- **What you will do**
Word for word, quote the lines from the one containing "What data populates" to the end of the entries below, including both. Leave pictures out.

- **Items**
---

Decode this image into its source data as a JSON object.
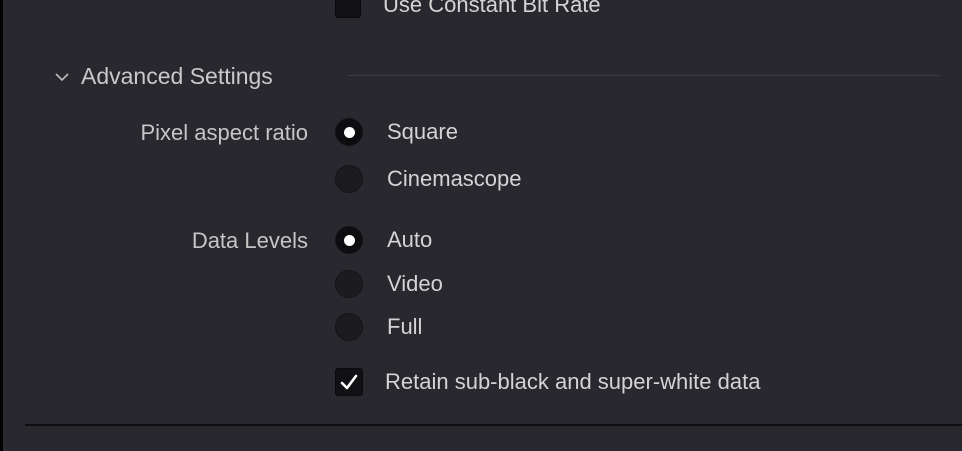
{
  "top_option": {
    "label": "Use Constant Bit Rate",
    "checked": false
  },
  "section": {
    "title": "Advanced Settings",
    "expanded": true,
    "chevron_icon": "chevron-down-icon"
  },
  "pixel_aspect_ratio": {
    "label": "Pixel aspect ratio",
    "options": [
      {
        "label": "Square",
        "selected": true
      },
      {
        "label": "Cinemascope",
        "selected": false
      }
    ]
  },
  "data_levels": {
    "label": "Data Levels",
    "options": [
      {
        "label": "Auto",
        "selected": true
      },
      {
        "label": "Video",
        "selected": false
      },
      {
        "label": "Full",
        "selected": false
      }
    ]
  },
  "retain_option": {
    "label": "Retain sub-black and super-white data",
    "checked": true
  },
  "colors": {
    "panel_bg": "#28282e",
    "text": "#d4d4d4",
    "radio_dot": "#ffffff"
  }
}
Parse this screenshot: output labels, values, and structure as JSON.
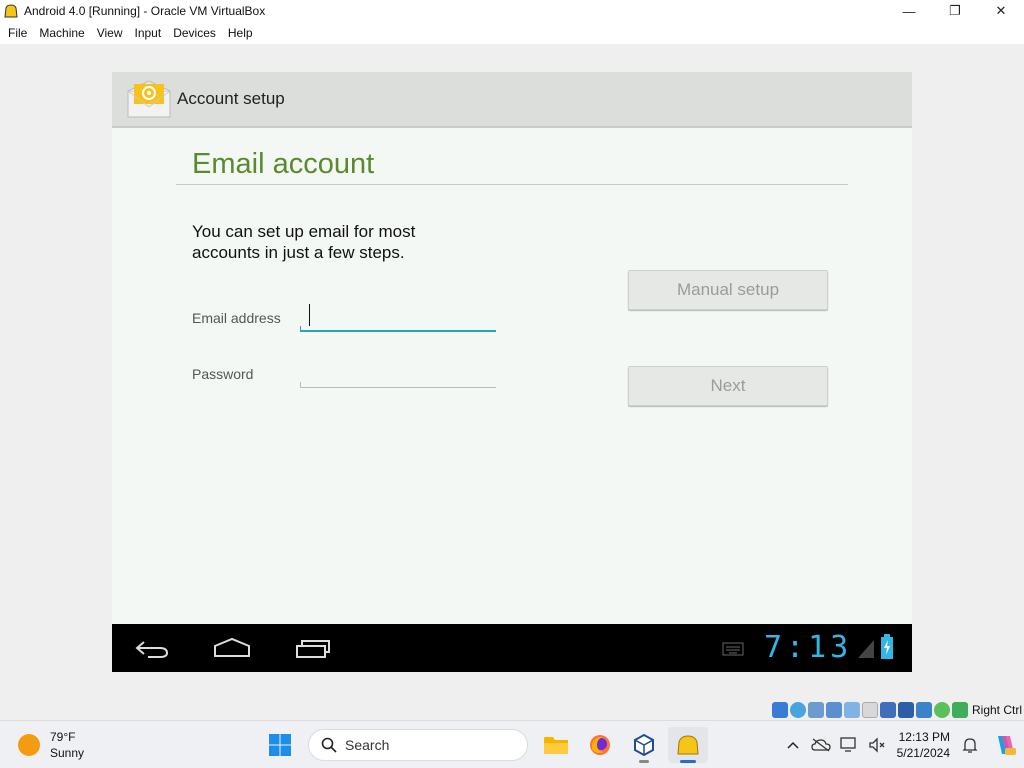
{
  "window": {
    "title": "Android 4.0 [Running] - Oracle VM VirtualBox",
    "minimize": "—",
    "maximize": "❐",
    "close": "✕"
  },
  "menu": [
    "File",
    "Machine",
    "View",
    "Input",
    "Devices",
    "Help"
  ],
  "android": {
    "actionbar_title": "Account setup",
    "heading": "Email account",
    "intro": "You can set up email for most accounts in just a few steps.",
    "email_label": "Email address",
    "email_value": "",
    "password_label": "Password",
    "password_value": "",
    "manual_setup_label": "Manual setup",
    "next_label": "Next",
    "clock": "7:13",
    "accent_color": "#33b5e5",
    "heading_color": "#5b8a2e"
  },
  "vbox_status": {
    "host_key": "Right Ctrl"
  },
  "taskbar": {
    "weather_temp": "79°F",
    "weather_desc": "Sunny",
    "search_label": "Search",
    "time": "12:13 PM",
    "date": "5/21/2024"
  }
}
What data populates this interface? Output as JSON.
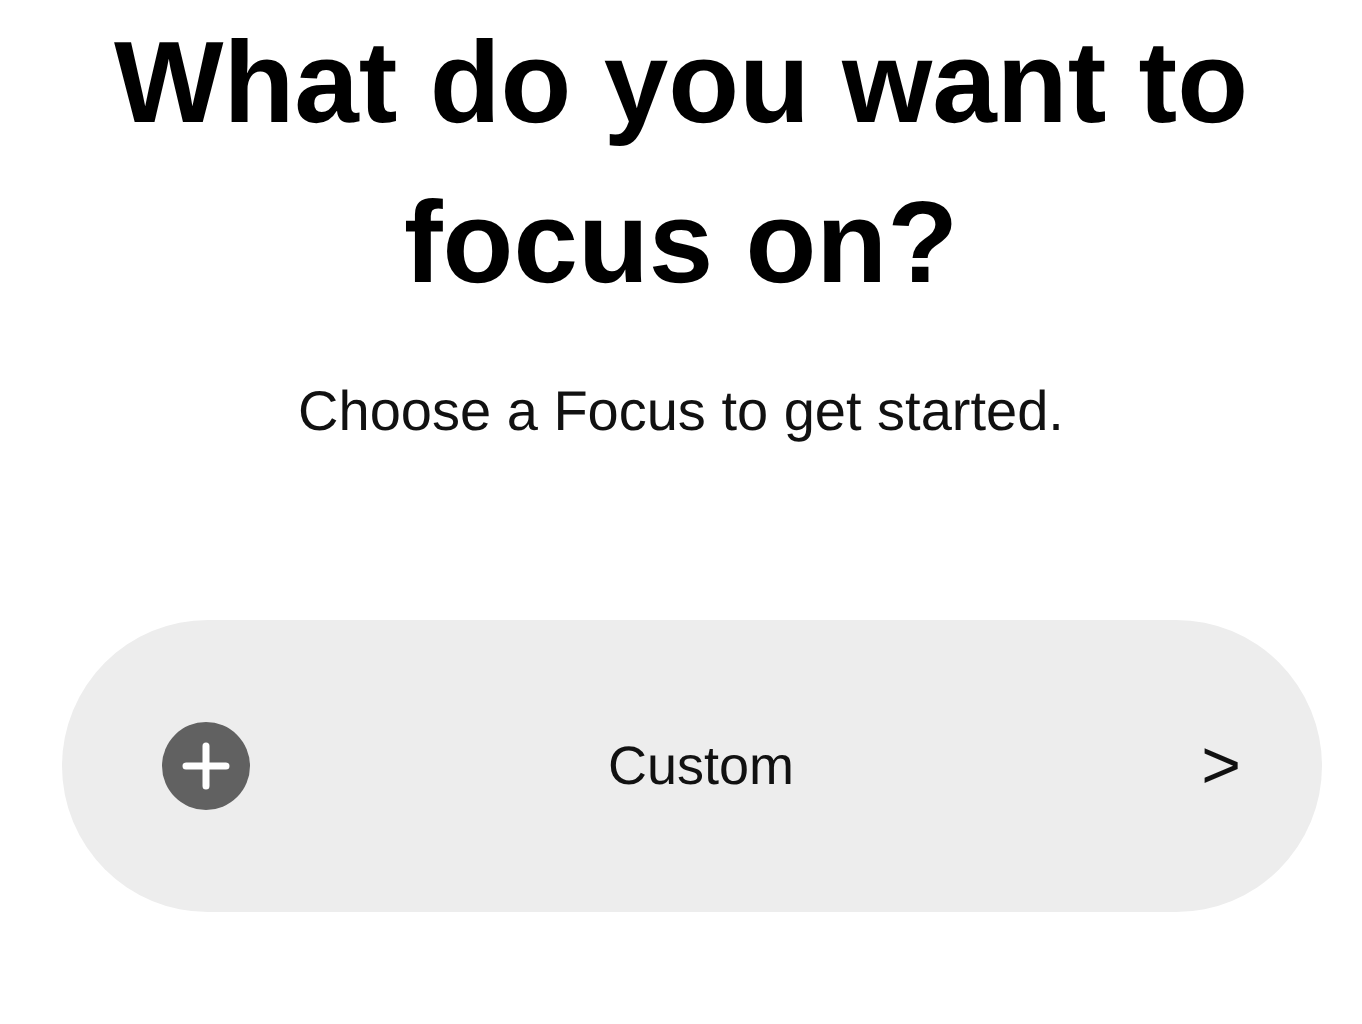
{
  "title": "What do you want to focus on?",
  "subtitle": "Choose a Focus to get started.",
  "options": [
    {
      "kind": "add",
      "label": "Custom",
      "action": ">"
    }
  ]
}
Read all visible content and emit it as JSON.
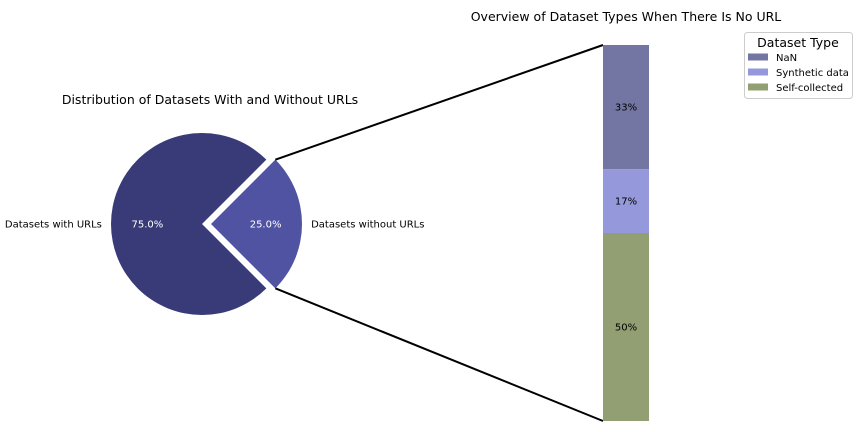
{
  "chart_data": [
    {
      "type": "pie",
      "title": "Distribution of Datasets With and Without URLs",
      "categories": [
        "Datasets with URLs",
        "Datasets without URLs"
      ],
      "values": [
        75.0,
        25.0
      ],
      "value_labels": [
        "75.0%",
        "25.0%"
      ],
      "colors": [
        "#383b77",
        "#5052a2"
      ],
      "exploded": "Datasets without URLs"
    },
    {
      "type": "bar",
      "stacked": true,
      "title": "Overview of Dataset Types When There Is No URL",
      "categories": [
        "NaN",
        "Synthetic data",
        "Self-collected"
      ],
      "values": [
        33,
        17,
        50
      ],
      "value_labels": [
        "33%",
        "17%",
        "50%"
      ],
      "colors": [
        "#7376a2",
        "#9598da",
        "#919f72"
      ],
      "legend": {
        "title": "Dataset Type",
        "placement": "top-right",
        "entries": [
          "NaN",
          "Synthetic data",
          "Self-collected"
        ]
      }
    }
  ]
}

---

- **Final answer**
What data populates this interface? Output as JSON.
{
  "title": "What do you want to focus on?",
  "subtitle": "Choose a Focus to get started.",
  "options": [
    {
      "kind": "add",
      "label": "Custom",
      "action": ">"
    }
  ]
}
Read all visible content and emit it as JSON.
{
  "chart_data": [
    {
      "type": "pie",
      "title": "Distribution of Datasets With and Without URLs",
      "categories": [
        "Datasets with URLs",
        "Datasets without URLs"
      ],
      "values": [
        75.0,
        25.0
      ],
      "value_labels": [
        "75.0%",
        "25.0%"
      ],
      "colors": [
        "#383b77",
        "#5052a2"
      ],
      "exploded": "Datasets without URLs"
    },
    {
      "type": "bar",
      "stacked": true,
      "title": "Overview of Dataset Types When There Is No URL",
      "categories": [
        "NaN",
        "Synthetic data",
        "Self-collected"
      ],
      "values": [
        33,
        17,
        50
      ],
      "value_labels": [
        "33%",
        "17%",
        "50%"
      ],
      "colors": [
        "#7376a2",
        "#9598da",
        "#919f72"
      ],
      "legend": {
        "title": "Dataset Type",
        "placement": "top-right",
        "entries": [
          "NaN",
          "Synthetic data",
          "Self-collected"
        ]
      }
    }
  ]
}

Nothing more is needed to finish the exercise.